Do not copy the pictures; transcribe all other material exactly.

> [Available data]:
##########

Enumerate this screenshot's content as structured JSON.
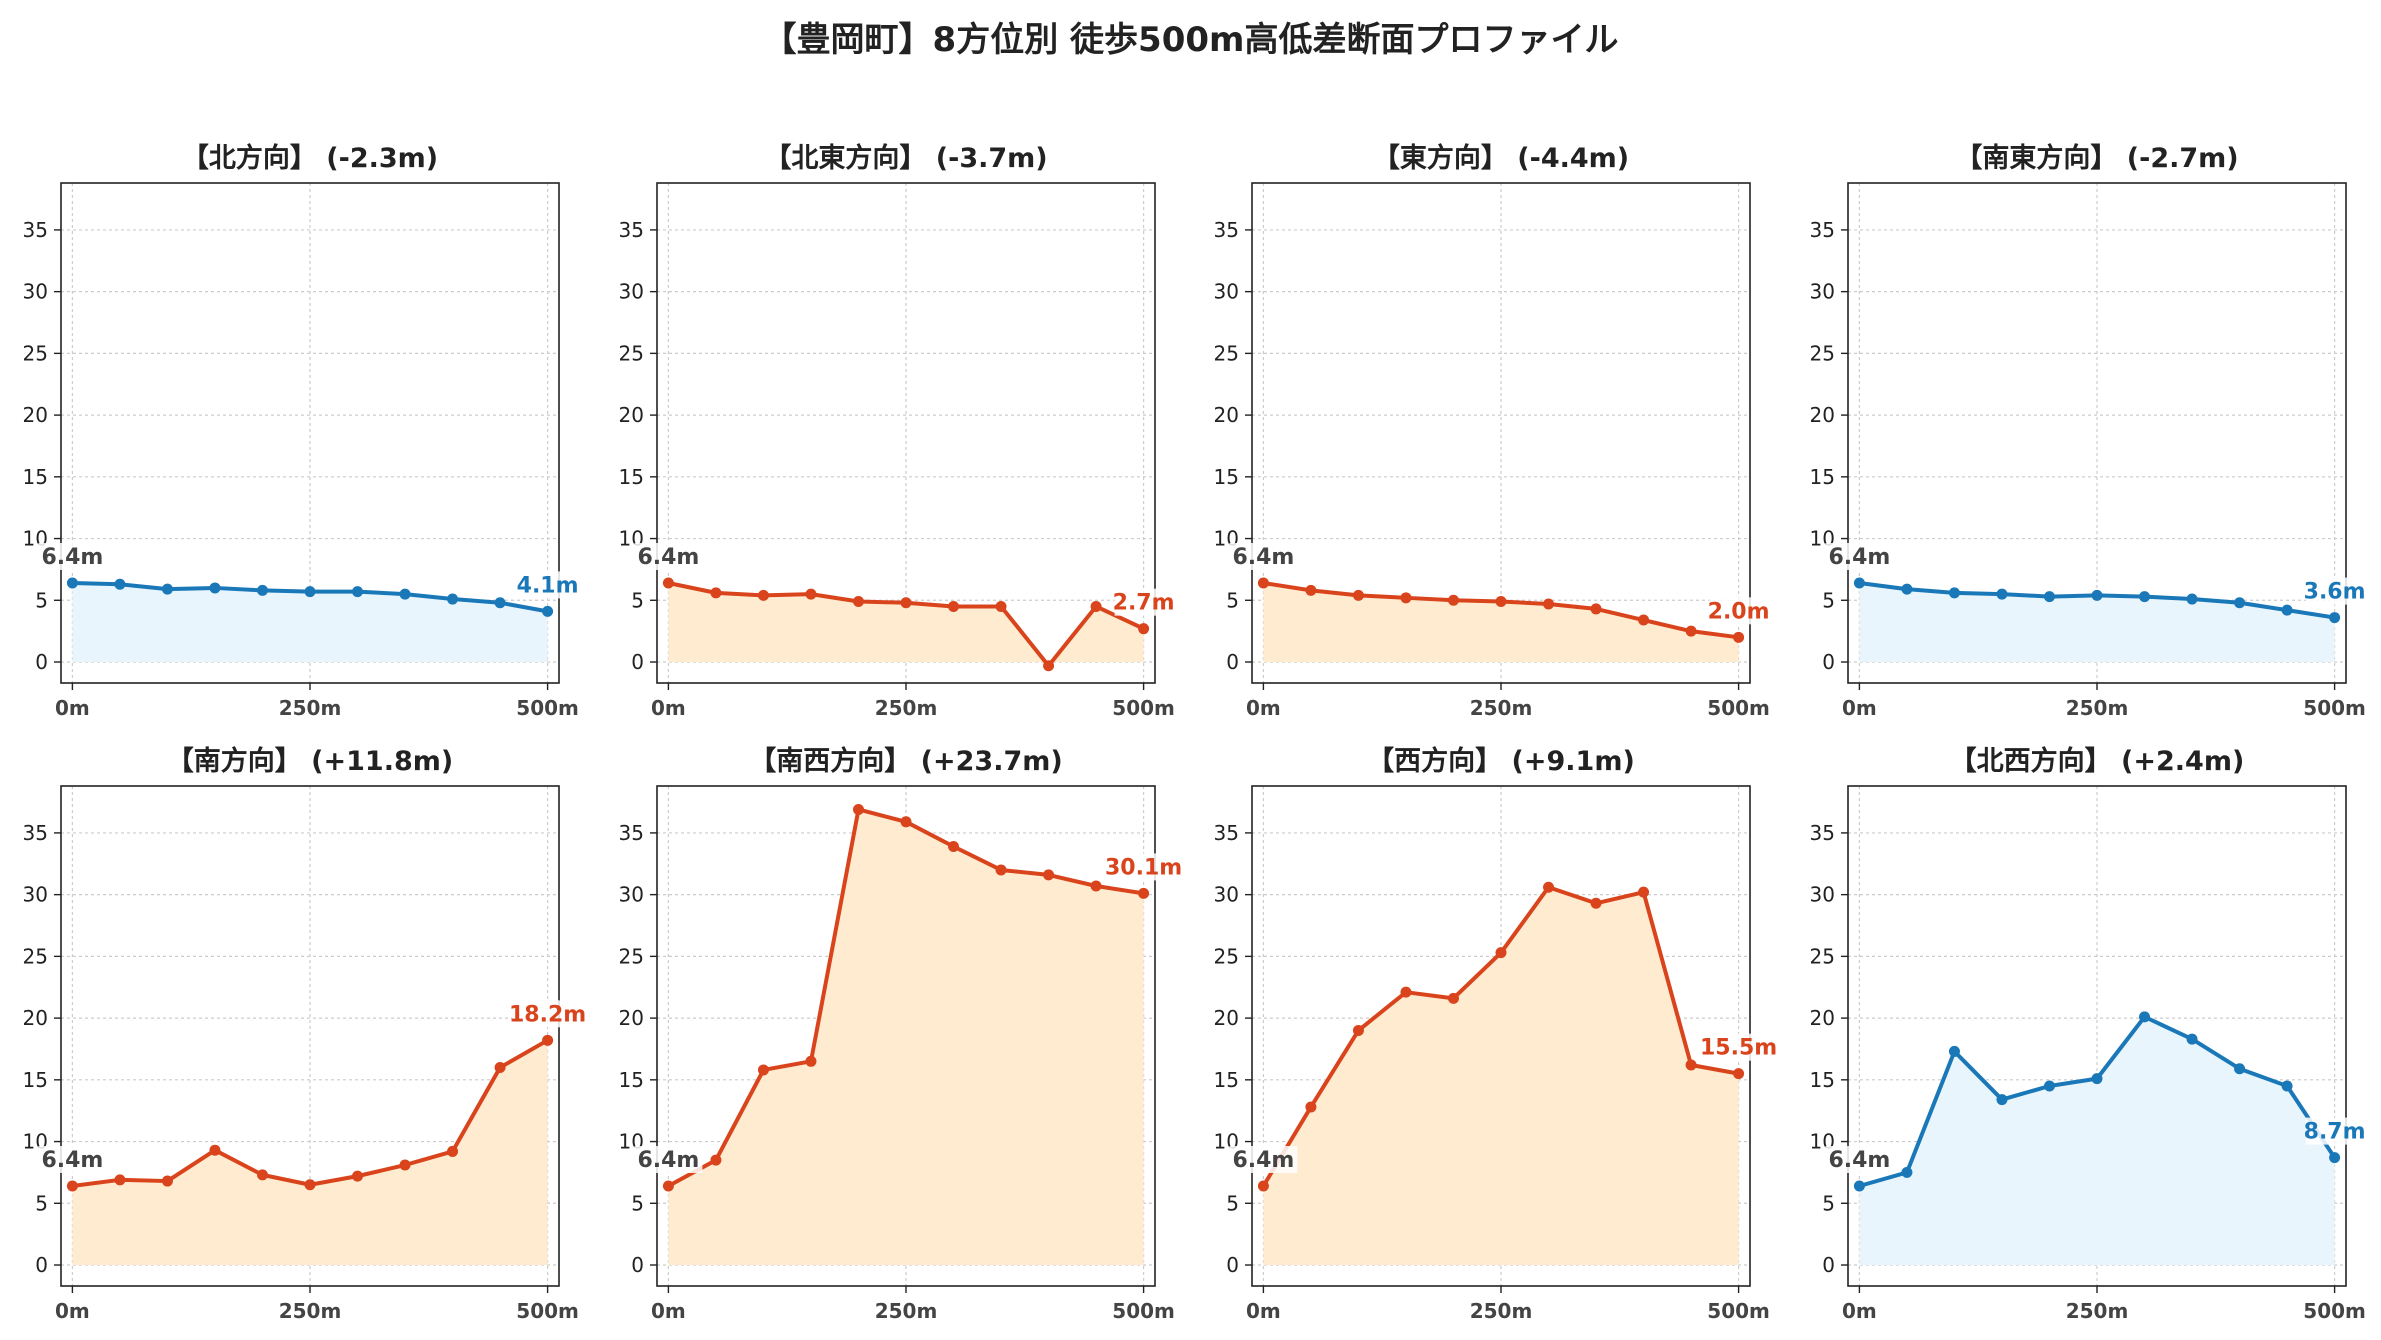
{
  "figure_title": "【豊岡町】8方位別 徒歩500m高低差断面プロファイル",
  "colors": {
    "down_line": "#1a78b8",
    "down_fill": "#e8f5fc",
    "up_line": "#d9441c",
    "up_fill": "#ffecd0",
    "start_label": "#444444"
  },
  "chart_data": [
    {
      "type": "area",
      "title": "【北方向】 (-2.3m)",
      "direction": "down",
      "x": [
        0,
        50,
        100,
        150,
        200,
        250,
        300,
        350,
        400,
        450,
        500
      ],
      "y": [
        6.4,
        6.3,
        5.9,
        6.0,
        5.8,
        5.7,
        5.7,
        5.5,
        5.1,
        4.8,
        4.1
      ],
      "xticks": [
        "0m",
        "250m",
        "500m"
      ],
      "yticks": [
        0,
        5,
        10,
        15,
        20,
        25,
        30,
        35
      ],
      "xlim": [
        -12,
        512
      ],
      "ylim": [
        -1.7,
        38.8
      ],
      "grid": true,
      "start_label": "6.4m",
      "end_label": "4.1m"
    },
    {
      "type": "area",
      "title": "【北東方向】 (-3.7m)",
      "direction": "up",
      "x": [
        0,
        50,
        100,
        150,
        200,
        250,
        300,
        350,
        400,
        450,
        500
      ],
      "y": [
        6.4,
        5.6,
        5.4,
        5.5,
        4.9,
        4.8,
        4.5,
        4.5,
        -0.3,
        4.5,
        2.7
      ],
      "xticks": [
        "0m",
        "250m",
        "500m"
      ],
      "yticks": [
        0,
        5,
        10,
        15,
        20,
        25,
        30,
        35
      ],
      "xlim": [
        -12,
        512
      ],
      "ylim": [
        -1.7,
        38.8
      ],
      "grid": true,
      "start_label": "6.4m",
      "end_label": "2.7m"
    },
    {
      "type": "area",
      "title": "【東方向】 (-4.4m)",
      "direction": "up",
      "x": [
        0,
        50,
        100,
        150,
        200,
        250,
        300,
        350,
        400,
        450,
        500
      ],
      "y": [
        6.4,
        5.8,
        5.4,
        5.2,
        5.0,
        4.9,
        4.7,
        4.3,
        3.4,
        2.5,
        2.0
      ],
      "xticks": [
        "0m",
        "250m",
        "500m"
      ],
      "yticks": [
        0,
        5,
        10,
        15,
        20,
        25,
        30,
        35
      ],
      "xlim": [
        -12,
        512
      ],
      "ylim": [
        -1.7,
        38.8
      ],
      "grid": true,
      "start_label": "6.4m",
      "end_label": "2.0m"
    },
    {
      "type": "area",
      "title": "【南東方向】 (-2.7m)",
      "direction": "down",
      "x": [
        0,
        50,
        100,
        150,
        200,
        250,
        300,
        350,
        400,
        450,
        500
      ],
      "y": [
        6.4,
        5.9,
        5.6,
        5.5,
        5.3,
        5.4,
        5.3,
        5.1,
        4.8,
        4.2,
        3.6
      ],
      "xticks": [
        "0m",
        "250m",
        "500m"
      ],
      "yticks": [
        0,
        5,
        10,
        15,
        20,
        25,
        30,
        35
      ],
      "xlim": [
        -12,
        512
      ],
      "ylim": [
        -1.7,
        38.8
      ],
      "grid": true,
      "start_label": "6.4m",
      "end_label": "3.6m"
    },
    {
      "type": "area",
      "title": "【南方向】 (+11.8m)",
      "direction": "up",
      "x": [
        0,
        50,
        100,
        150,
        200,
        250,
        300,
        350,
        400,
        450,
        500
      ],
      "y": [
        6.4,
        6.9,
        6.8,
        9.3,
        7.3,
        6.5,
        7.2,
        8.1,
        9.2,
        16.0,
        18.2
      ],
      "xticks": [
        "0m",
        "250m",
        "500m"
      ],
      "yticks": [
        0,
        5,
        10,
        15,
        20,
        25,
        30,
        35
      ],
      "xlim": [
        -12,
        512
      ],
      "ylim": [
        -1.7,
        38.8
      ],
      "grid": true,
      "start_label": "6.4m",
      "end_label": "18.2m"
    },
    {
      "type": "area",
      "title": "【南西方向】 (+23.7m)",
      "direction": "up",
      "x": [
        0,
        50,
        100,
        150,
        200,
        250,
        300,
        350,
        400,
        450,
        500
      ],
      "y": [
        6.4,
        8.5,
        15.8,
        16.5,
        36.9,
        35.9,
        33.9,
        32.0,
        31.6,
        30.7,
        30.1
      ],
      "xticks": [
        "0m",
        "250m",
        "500m"
      ],
      "yticks": [
        0,
        5,
        10,
        15,
        20,
        25,
        30,
        35
      ],
      "xlim": [
        -12,
        512
      ],
      "ylim": [
        -1.7,
        38.8
      ],
      "grid": true,
      "start_label": "6.4m",
      "end_label": "30.1m"
    },
    {
      "type": "area",
      "title": "【西方向】 (+9.1m)",
      "direction": "up",
      "x": [
        0,
        50,
        100,
        150,
        200,
        250,
        300,
        350,
        400,
        450,
        500
      ],
      "y": [
        6.4,
        12.8,
        19.0,
        22.1,
        21.6,
        25.3,
        30.6,
        29.3,
        30.2,
        16.2,
        15.5
      ],
      "xticks": [
        "0m",
        "250m",
        "500m"
      ],
      "yticks": [
        0,
        5,
        10,
        15,
        20,
        25,
        30,
        35
      ],
      "xlim": [
        -12,
        512
      ],
      "ylim": [
        -1.7,
        38.8
      ],
      "grid": true,
      "start_label": "6.4m",
      "end_label": "15.5m"
    },
    {
      "type": "area",
      "title": "【北西方向】 (+2.4m)",
      "direction": "down",
      "x": [
        0,
        50,
        100,
        150,
        200,
        250,
        300,
        350,
        400,
        450,
        500
      ],
      "y": [
        6.4,
        7.5,
        17.3,
        13.4,
        14.5,
        15.1,
        20.1,
        18.3,
        15.9,
        14.5,
        8.7
      ],
      "xticks": [
        "0m",
        "250m",
        "500m"
      ],
      "yticks": [
        0,
        5,
        10,
        15,
        20,
        25,
        30,
        35
      ],
      "xlim": [
        -12,
        512
      ],
      "ylim": [
        -1.7,
        38.8
      ],
      "grid": true,
      "start_label": "6.4m",
      "end_label": "8.7m"
    }
  ]
}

##########

> [Completed exercise]:
Enumerate this screenshot's content as structured JSON.
{
  "figure_title": "【豊岡町】8方位別 徒歩500m高低差断面プロファイル",
  "colors": {
    "down_line": "#1a78b8",
    "down_fill": "#e8f5fc",
    "up_line": "#d9441c",
    "up_fill": "#ffecd0",
    "start_label": "#444444"
  },
  "chart_data": [
    {
      "type": "area",
      "title": "【北方向】 (-2.3m)",
      "direction": "down",
      "x": [
        0,
        50,
        100,
        150,
        200,
        250,
        300,
        350,
        400,
        450,
        500
      ],
      "y": [
        6.4,
        6.3,
        5.9,
        6.0,
        5.8,
        5.7,
        5.7,
        5.5,
        5.1,
        4.8,
        4.1
      ],
      "xticks": [
        "0m",
        "250m",
        "500m"
      ],
      "yticks": [
        0,
        5,
        10,
        15,
        20,
        25,
        30,
        35
      ],
      "xlim": [
        -12,
        512
      ],
      "ylim": [
        -1.7,
        38.8
      ],
      "grid": true,
      "start_label": "6.4m",
      "end_label": "4.1m"
    },
    {
      "type": "area",
      "title": "【北東方向】 (-3.7m)",
      "direction": "up",
      "x": [
        0,
        50,
        100,
        150,
        200,
        250,
        300,
        350,
        400,
        450,
        500
      ],
      "y": [
        6.4,
        5.6,
        5.4,
        5.5,
        4.9,
        4.8,
        4.5,
        4.5,
        -0.3,
        4.5,
        2.7
      ],
      "xticks": [
        "0m",
        "250m",
        "500m"
      ],
      "yticks": [
        0,
        5,
        10,
        15,
        20,
        25,
        30,
        35
      ],
      "xlim": [
        -12,
        512
      ],
      "ylim": [
        -1.7,
        38.8
      ],
      "grid": true,
      "start_label": "6.4m",
      "end_label": "2.7m"
    },
    {
      "type": "area",
      "title": "【東方向】 (-4.4m)",
      "direction": "up",
      "x": [
        0,
        50,
        100,
        150,
        200,
        250,
        300,
        350,
        400,
        450,
        500
      ],
      "y": [
        6.4,
        5.8,
        5.4,
        5.2,
        5.0,
        4.9,
        4.7,
        4.3,
        3.4,
        2.5,
        2.0
      ],
      "xticks": [
        "0m",
        "250m",
        "500m"
      ],
      "yticks": [
        0,
        5,
        10,
        15,
        20,
        25,
        30,
        35
      ],
      "xlim": [
        -12,
        512
      ],
      "ylim": [
        -1.7,
        38.8
      ],
      "grid": true,
      "start_label": "6.4m",
      "end_label": "2.0m"
    },
    {
      "type": "area",
      "title": "【南東方向】 (-2.7m)",
      "direction": "down",
      "x": [
        0,
        50,
        100,
        150,
        200,
        250,
        300,
        350,
        400,
        450,
        500
      ],
      "y": [
        6.4,
        5.9,
        5.6,
        5.5,
        5.3,
        5.4,
        5.3,
        5.1,
        4.8,
        4.2,
        3.6
      ],
      "xticks": [
        "0m",
        "250m",
        "500m"
      ],
      "yticks": [
        0,
        5,
        10,
        15,
        20,
        25,
        30,
        35
      ],
      "xlim": [
        -12,
        512
      ],
      "ylim": [
        -1.7,
        38.8
      ],
      "grid": true,
      "start_label": "6.4m",
      "end_label": "3.6m"
    },
    {
      "type": "area",
      "title": "【南方向】 (+11.8m)",
      "direction": "up",
      "x": [
        0,
        50,
        100,
        150,
        200,
        250,
        300,
        350,
        400,
        450,
        500
      ],
      "y": [
        6.4,
        6.9,
        6.8,
        9.3,
        7.3,
        6.5,
        7.2,
        8.1,
        9.2,
        16.0,
        18.2
      ],
      "xticks": [
        "0m",
        "250m",
        "500m"
      ],
      "yticks": [
        0,
        5,
        10,
        15,
        20,
        25,
        30,
        35
      ],
      "xlim": [
        -12,
        512
      ],
      "ylim": [
        -1.7,
        38.8
      ],
      "grid": true,
      "start_label": "6.4m",
      "end_label": "18.2m"
    },
    {
      "type": "area",
      "title": "【南西方向】 (+23.7m)",
      "direction": "up",
      "x": [
        0,
        50,
        100,
        150,
        200,
        250,
        300,
        350,
        400,
        450,
        500
      ],
      "y": [
        6.4,
        8.5,
        15.8,
        16.5,
        36.9,
        35.9,
        33.9,
        32.0,
        31.6,
        30.7,
        30.1
      ],
      "xticks": [
        "0m",
        "250m",
        "500m"
      ],
      "yticks": [
        0,
        5,
        10,
        15,
        20,
        25,
        30,
        35
      ],
      "xlim": [
        -12,
        512
      ],
      "ylim": [
        -1.7,
        38.8
      ],
      "grid": true,
      "start_label": "6.4m",
      "end_label": "30.1m"
    },
    {
      "type": "area",
      "title": "【西方向】 (+9.1m)",
      "direction": "up",
      "x": [
        0,
        50,
        100,
        150,
        200,
        250,
        300,
        350,
        400,
        450,
        500
      ],
      "y": [
        6.4,
        12.8,
        19.0,
        22.1,
        21.6,
        25.3,
        30.6,
        29.3,
        30.2,
        16.2,
        15.5
      ],
      "xticks": [
        "0m",
        "250m",
        "500m"
      ],
      "yticks": [
        0,
        5,
        10,
        15,
        20,
        25,
        30,
        35
      ],
      "xlim": [
        -12,
        512
      ],
      "ylim": [
        -1.7,
        38.8
      ],
      "grid": true,
      "start_label": "6.4m",
      "end_label": "15.5m"
    },
    {
      "type": "area",
      "title": "【北西方向】 (+2.4m)",
      "direction": "down",
      "x": [
        0,
        50,
        100,
        150,
        200,
        250,
        300,
        350,
        400,
        450,
        500
      ],
      "y": [
        6.4,
        7.5,
        17.3,
        13.4,
        14.5,
        15.1,
        20.1,
        18.3,
        15.9,
        14.5,
        8.7
      ],
      "xticks": [
        "0m",
        "250m",
        "500m"
      ],
      "yticks": [
        0,
        5,
        10,
        15,
        20,
        25,
        30,
        35
      ],
      "xlim": [
        -12,
        512
      ],
      "ylim": [
        -1.7,
        38.8
      ],
      "grid": true,
      "start_label": "6.4m",
      "end_label": "8.7m"
    }
  ]
}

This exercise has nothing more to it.